** begin MATERIAL PROVIDED **

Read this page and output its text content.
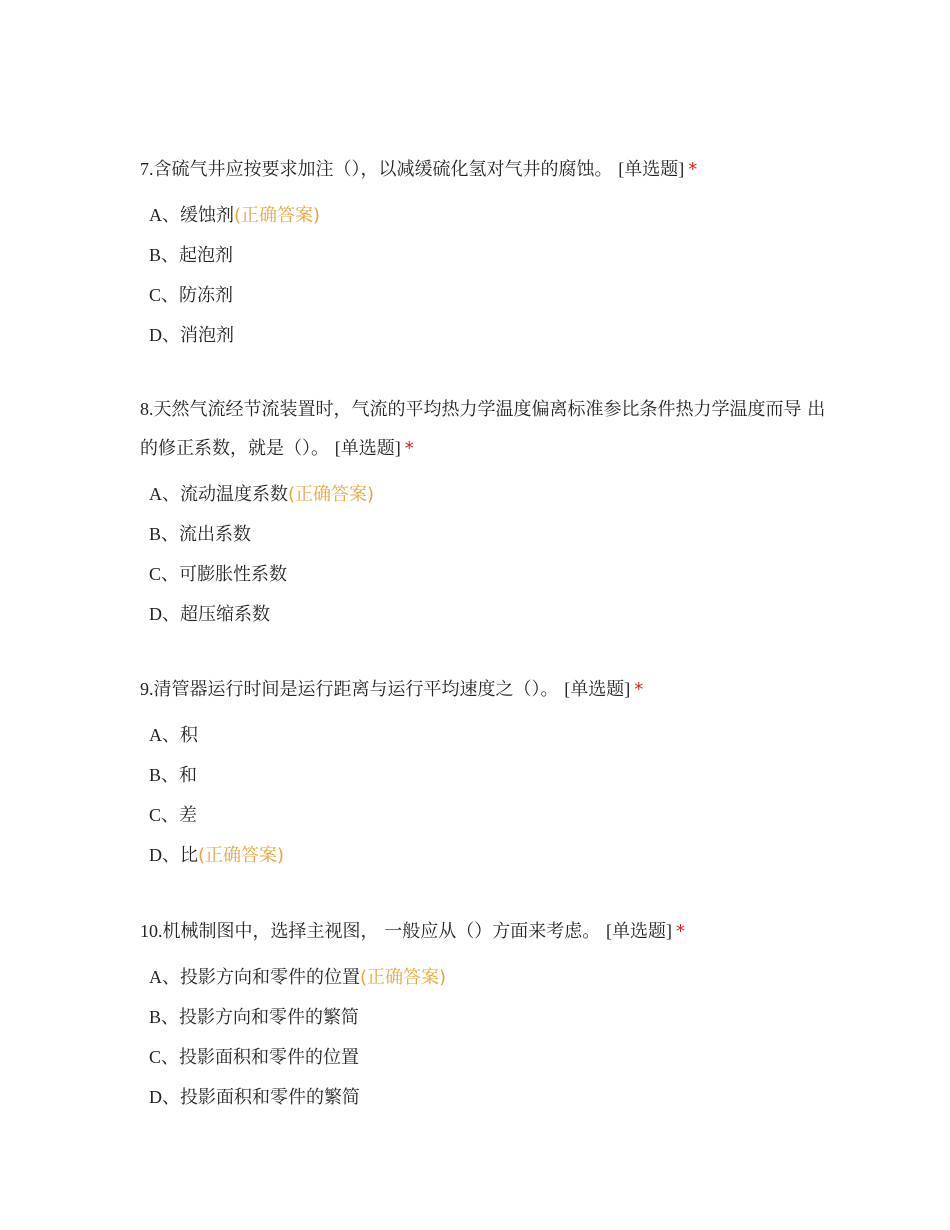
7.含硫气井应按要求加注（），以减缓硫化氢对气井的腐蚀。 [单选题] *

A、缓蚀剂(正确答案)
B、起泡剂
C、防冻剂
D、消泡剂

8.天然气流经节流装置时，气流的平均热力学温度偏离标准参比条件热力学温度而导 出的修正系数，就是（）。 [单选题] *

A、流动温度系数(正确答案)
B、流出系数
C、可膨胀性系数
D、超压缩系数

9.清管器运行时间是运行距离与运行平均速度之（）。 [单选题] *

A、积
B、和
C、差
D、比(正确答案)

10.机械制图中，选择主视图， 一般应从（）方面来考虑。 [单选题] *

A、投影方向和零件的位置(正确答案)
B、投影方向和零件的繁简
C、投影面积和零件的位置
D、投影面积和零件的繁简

** end MATERIAL PROVIDED **
** begin MATERIAL PROVIDED **

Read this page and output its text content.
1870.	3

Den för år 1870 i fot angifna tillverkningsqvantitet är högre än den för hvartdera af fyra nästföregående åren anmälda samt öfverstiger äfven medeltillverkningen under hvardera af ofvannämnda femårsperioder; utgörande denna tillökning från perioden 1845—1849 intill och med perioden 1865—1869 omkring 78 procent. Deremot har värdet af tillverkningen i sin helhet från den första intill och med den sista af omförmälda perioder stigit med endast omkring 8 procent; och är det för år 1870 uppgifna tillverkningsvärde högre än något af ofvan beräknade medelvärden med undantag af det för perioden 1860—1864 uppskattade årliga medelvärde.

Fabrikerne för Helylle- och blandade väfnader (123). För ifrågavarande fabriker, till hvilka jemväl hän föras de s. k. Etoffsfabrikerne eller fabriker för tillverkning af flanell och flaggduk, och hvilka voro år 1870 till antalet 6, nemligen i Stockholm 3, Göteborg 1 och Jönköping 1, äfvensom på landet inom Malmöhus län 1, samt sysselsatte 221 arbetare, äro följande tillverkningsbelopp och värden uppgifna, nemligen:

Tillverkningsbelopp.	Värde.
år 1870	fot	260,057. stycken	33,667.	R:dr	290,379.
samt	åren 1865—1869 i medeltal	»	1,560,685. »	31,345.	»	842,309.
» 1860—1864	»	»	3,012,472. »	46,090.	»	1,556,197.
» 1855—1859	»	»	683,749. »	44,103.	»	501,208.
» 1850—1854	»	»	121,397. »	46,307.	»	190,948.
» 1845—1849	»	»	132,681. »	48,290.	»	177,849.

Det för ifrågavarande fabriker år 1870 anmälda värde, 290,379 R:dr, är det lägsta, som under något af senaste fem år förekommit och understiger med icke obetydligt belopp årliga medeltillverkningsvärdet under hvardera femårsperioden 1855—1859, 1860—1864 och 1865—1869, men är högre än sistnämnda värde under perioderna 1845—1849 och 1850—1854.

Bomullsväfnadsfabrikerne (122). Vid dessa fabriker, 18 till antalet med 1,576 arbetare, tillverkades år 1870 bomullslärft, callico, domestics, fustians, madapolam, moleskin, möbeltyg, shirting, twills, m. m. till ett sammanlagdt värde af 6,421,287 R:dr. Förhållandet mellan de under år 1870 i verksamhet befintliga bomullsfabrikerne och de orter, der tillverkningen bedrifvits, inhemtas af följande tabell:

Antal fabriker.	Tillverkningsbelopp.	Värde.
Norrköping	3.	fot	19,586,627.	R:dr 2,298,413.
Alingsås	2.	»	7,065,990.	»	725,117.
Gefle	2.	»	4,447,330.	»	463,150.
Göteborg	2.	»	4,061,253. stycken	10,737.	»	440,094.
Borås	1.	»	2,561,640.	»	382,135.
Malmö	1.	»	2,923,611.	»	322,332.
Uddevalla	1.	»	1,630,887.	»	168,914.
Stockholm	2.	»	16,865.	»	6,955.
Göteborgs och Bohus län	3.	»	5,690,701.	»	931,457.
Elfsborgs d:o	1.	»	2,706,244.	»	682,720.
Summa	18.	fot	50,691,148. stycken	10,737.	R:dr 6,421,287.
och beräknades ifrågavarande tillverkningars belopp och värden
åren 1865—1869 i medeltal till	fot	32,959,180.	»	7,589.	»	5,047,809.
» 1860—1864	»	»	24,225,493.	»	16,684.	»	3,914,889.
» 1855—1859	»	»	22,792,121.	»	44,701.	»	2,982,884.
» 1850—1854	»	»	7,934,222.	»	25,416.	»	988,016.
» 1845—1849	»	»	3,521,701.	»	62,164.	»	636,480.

** end MATERIAL PROVIDED **

- PROBLEM TO WORK ON -
Look through the listing and extract every line with "följande" in it.

- OUTPUT OF THE EXERCISE -
Fabrikerne för Helylle- och blandade väfnader (123). För ifrågavarande fabriker, till hvilka jemväl hän föras de s. k. Etoffsfabrikerne eller fabriker för tillverkning af flanell och flaggduk, och hvilka voro år 1870 till antalet 6, nemligen i Stockholm 3, Göteborg 1 och Jönköping 1, äfvensom på landet inom Malmöhus län 1, samt sysselsatte 221 arbetare, äro följande tillverkningsbelopp och värden uppgifna, nemligen:
Bomullsväfnadsfabrikerne (122). Vid dessa fabriker, 18 till antalet med 1,576 arbetare, tillverkades år 1870 bomullslärft, callico, domestics, fustians, madapolam, moleskin, möbeltyg, shirting, twills, m. m. till ett sammanlagdt värde af 6,421,287 R:dr. Förhållandet mellan de under år 1870 i verksamhet befintliga bomullsfabrikerne och de orter, der tillverkningen bedrifvits, inhemtas af följande tabell:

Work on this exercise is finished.